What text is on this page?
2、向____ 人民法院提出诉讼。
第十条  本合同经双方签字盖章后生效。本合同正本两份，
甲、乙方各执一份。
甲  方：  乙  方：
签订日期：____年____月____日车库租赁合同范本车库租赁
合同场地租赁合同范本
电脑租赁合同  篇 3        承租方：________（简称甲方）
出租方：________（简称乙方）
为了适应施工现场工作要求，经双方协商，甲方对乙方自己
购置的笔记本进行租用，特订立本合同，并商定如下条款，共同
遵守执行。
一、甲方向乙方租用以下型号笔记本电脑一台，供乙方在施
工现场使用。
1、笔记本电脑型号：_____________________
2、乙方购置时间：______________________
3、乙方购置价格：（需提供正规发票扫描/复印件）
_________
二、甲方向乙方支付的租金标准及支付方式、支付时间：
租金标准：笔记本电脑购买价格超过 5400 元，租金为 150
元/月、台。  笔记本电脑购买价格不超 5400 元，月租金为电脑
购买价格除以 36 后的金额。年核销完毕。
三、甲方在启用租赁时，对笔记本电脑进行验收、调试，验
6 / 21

----

*What to produce*: Every line above should be printed again exactly as it stands.

*The response*:
What text is on this page?
2、向____ 人民法院提出诉讼。
第十条  本合同经双方签字盖章后生效。本合同正本两份，
甲、乙方各执一份。
甲  方：  乙  方：
签订日期：____年____月____日车库租赁合同范本车库租赁
合同场地租赁合同范本
电脑租赁合同  篇 3        承租方：________（简称甲方）
出租方：________（简称乙方）
为了适应施工现场工作要求，经双方协商，甲方对乙方自己
购置的笔记本进行租用，特订立本合同，并商定如下条款，共同
遵守执行。
一、甲方向乙方租用以下型号笔记本电脑一台，供乙方在施
工现场使用。
1、笔记本电脑型号：_____________________
2、乙方购置时间：______________________
3、乙方购置价格：（需提供正规发票扫描/复印件）
_________
二、甲方向乙方支付的租金标准及支付方式、支付时间：
租金标准：笔记本电脑购买价格超过 5400 元，租金为 150
元/月、台。  笔记本电脑购买价格不超 5400 元，月租金为电脑
购买价格除以 36 后的金额。年核销完毕。
三、甲方在启用租赁时，对笔记本电脑进行验收、调试，验
6 / 21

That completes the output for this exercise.